Goal.
Without including the pictures, copy out every line below.

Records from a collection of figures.
○ ○ ○ ○
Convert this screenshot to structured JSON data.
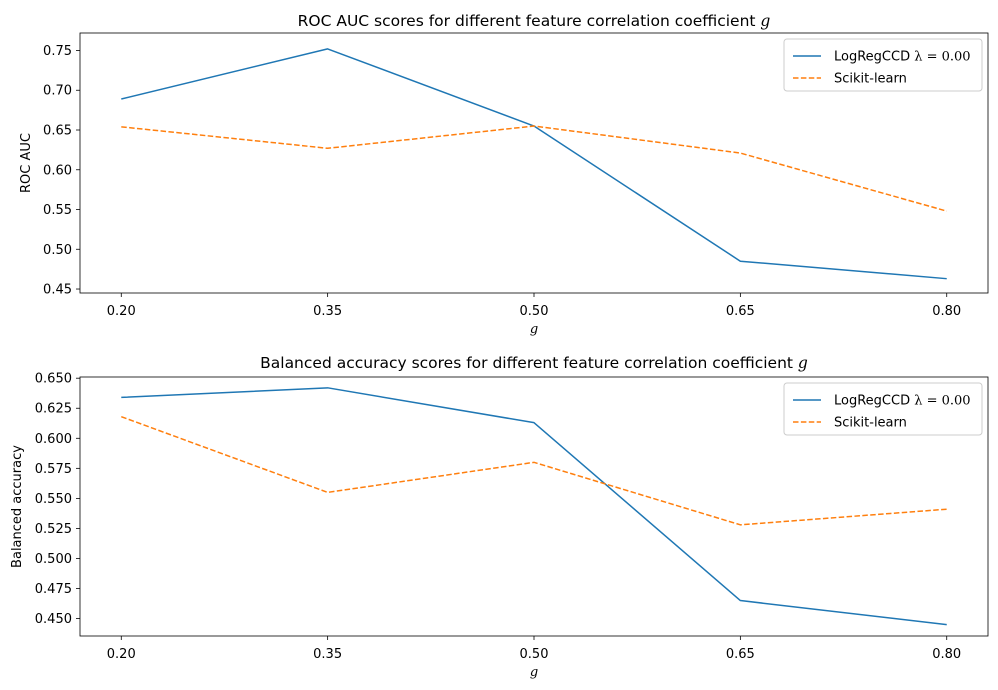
{
  "chart_data": [
    {
      "type": "line",
      "title": "ROC AUC scores for different feature correlation coefficient g",
      "title_main": "ROC AUC scores for different feature correlation coefficient",
      "title_var": "g",
      "xlabel": "g",
      "ylabel": "ROC AUC",
      "x": [
        0.2,
        0.35,
        0.5,
        0.65,
        0.8
      ],
      "x_tick_labels": [
        "0.20",
        "0.35",
        "0.50",
        "0.65",
        "0.80"
      ],
      "ylim": [
        0.445,
        0.772
      ],
      "y_ticks": [
        0.45,
        0.5,
        0.55,
        0.6,
        0.65,
        0.7,
        0.75
      ],
      "y_tick_labels": [
        "0.45",
        "0.50",
        "0.55",
        "0.60",
        "0.65",
        "0.70",
        "0.75"
      ],
      "grid": false,
      "legend_position": "top-right",
      "series": [
        {
          "name": "LogRegCCD λ = 0.00",
          "name_main": "LogRegCCD",
          "name_math": "λ = 0.00",
          "values": [
            0.689,
            0.752,
            0.655,
            0.485,
            0.463
          ],
          "color": "#1f77b4",
          "style": "solid"
        },
        {
          "name": "Scikit-learn",
          "name_main": "Scikit-learn",
          "name_math": "",
          "values": [
            0.654,
            0.627,
            0.655,
            0.621,
            0.548
          ],
          "color": "#ff7f0e",
          "style": "dashed"
        }
      ]
    },
    {
      "type": "line",
      "title": "Balanced accuracy scores for different feature correlation coefficient g",
      "title_main": "Balanced accuracy scores for different feature correlation coefficient",
      "title_var": "g",
      "xlabel": "g",
      "ylabel": "Balanced accuracy",
      "x": [
        0.2,
        0.35,
        0.5,
        0.65,
        0.8
      ],
      "x_tick_labels": [
        "0.20",
        "0.35",
        "0.50",
        "0.65",
        "0.80"
      ],
      "ylim": [
        0.4355,
        0.651
      ],
      "y_ticks": [
        0.45,
        0.475,
        0.5,
        0.525,
        0.55,
        0.575,
        0.6,
        0.625,
        0.65
      ],
      "y_tick_labels": [
        "0.450",
        "0.475",
        "0.500",
        "0.525",
        "0.550",
        "0.575",
        "0.600",
        "0.625",
        "0.650"
      ],
      "grid": false,
      "legend_position": "top-right",
      "series": [
        {
          "name": "LogRegCCD λ = 0.00",
          "name_main": "LogRegCCD",
          "name_math": "λ = 0.00",
          "values": [
            0.634,
            0.642,
            0.613,
            0.465,
            0.445
          ],
          "color": "#1f77b4",
          "style": "solid"
        },
        {
          "name": "Scikit-learn",
          "name_main": "Scikit-learn",
          "name_math": "",
          "values": [
            0.618,
            0.555,
            0.58,
            0.528,
            0.541
          ],
          "color": "#ff7f0e",
          "style": "dashed"
        }
      ]
    }
  ]
}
○ ○ ○ ○
Exercise answer.
Convert this screenshot to structured JSON data.
{
  "chart_data": [
    {
      "type": "line",
      "title": "ROC AUC scores for different feature correlation coefficient g",
      "title_main": "ROC AUC scores for different feature correlation coefficient",
      "title_var": "g",
      "xlabel": "g",
      "ylabel": "ROC AUC",
      "x": [
        0.2,
        0.35,
        0.5,
        0.65,
        0.8
      ],
      "x_tick_labels": [
        "0.20",
        "0.35",
        "0.50",
        "0.65",
        "0.80"
      ],
      "ylim": [
        0.445,
        0.772
      ],
      "y_ticks": [
        0.45,
        0.5,
        0.55,
        0.6,
        0.65,
        0.7,
        0.75
      ],
      "y_tick_labels": [
        "0.45",
        "0.50",
        "0.55",
        "0.60",
        "0.65",
        "0.70",
        "0.75"
      ],
      "grid": false,
      "legend_position": "top-right",
      "series": [
        {
          "name": "LogRegCCD λ = 0.00",
          "name_main": "LogRegCCD",
          "name_math": "λ = 0.00",
          "values": [
            0.689,
            0.752,
            0.655,
            0.485,
            0.463
          ],
          "color": "#1f77b4",
          "style": "solid"
        },
        {
          "name": "Scikit-learn",
          "name_main": "Scikit-learn",
          "name_math": "",
          "values": [
            0.654,
            0.627,
            0.655,
            0.621,
            0.548
          ],
          "color": "#ff7f0e",
          "style": "dashed"
        }
      ]
    },
    {
      "type": "line",
      "title": "Balanced accuracy scores for different feature correlation coefficient g",
      "title_main": "Balanced accuracy scores for different feature correlation coefficient",
      "title_var": "g",
      "xlabel": "g",
      "ylabel": "Balanced accuracy",
      "x": [
        0.2,
        0.35,
        0.5,
        0.65,
        0.8
      ],
      "x_tick_labels": [
        "0.20",
        "0.35",
        "0.50",
        "0.65",
        "0.80"
      ],
      "ylim": [
        0.4355,
        0.651
      ],
      "y_ticks": [
        0.45,
        0.475,
        0.5,
        0.525,
        0.55,
        0.575,
        0.6,
        0.625,
        0.65
      ],
      "y_tick_labels": [
        "0.450",
        "0.475",
        "0.500",
        "0.525",
        "0.550",
        "0.575",
        "0.600",
        "0.625",
        "0.650"
      ],
      "grid": false,
      "legend_position": "top-right",
      "series": [
        {
          "name": "LogRegCCD λ = 0.00",
          "name_main": "LogRegCCD",
          "name_math": "λ = 0.00",
          "values": [
            0.634,
            0.642,
            0.613,
            0.465,
            0.445
          ],
          "color": "#1f77b4",
          "style": "solid"
        },
        {
          "name": "Scikit-learn",
          "name_main": "Scikit-learn",
          "name_math": "",
          "values": [
            0.618,
            0.555,
            0.58,
            0.528,
            0.541
          ],
          "color": "#ff7f0e",
          "style": "dashed"
        }
      ]
    }
  ]
}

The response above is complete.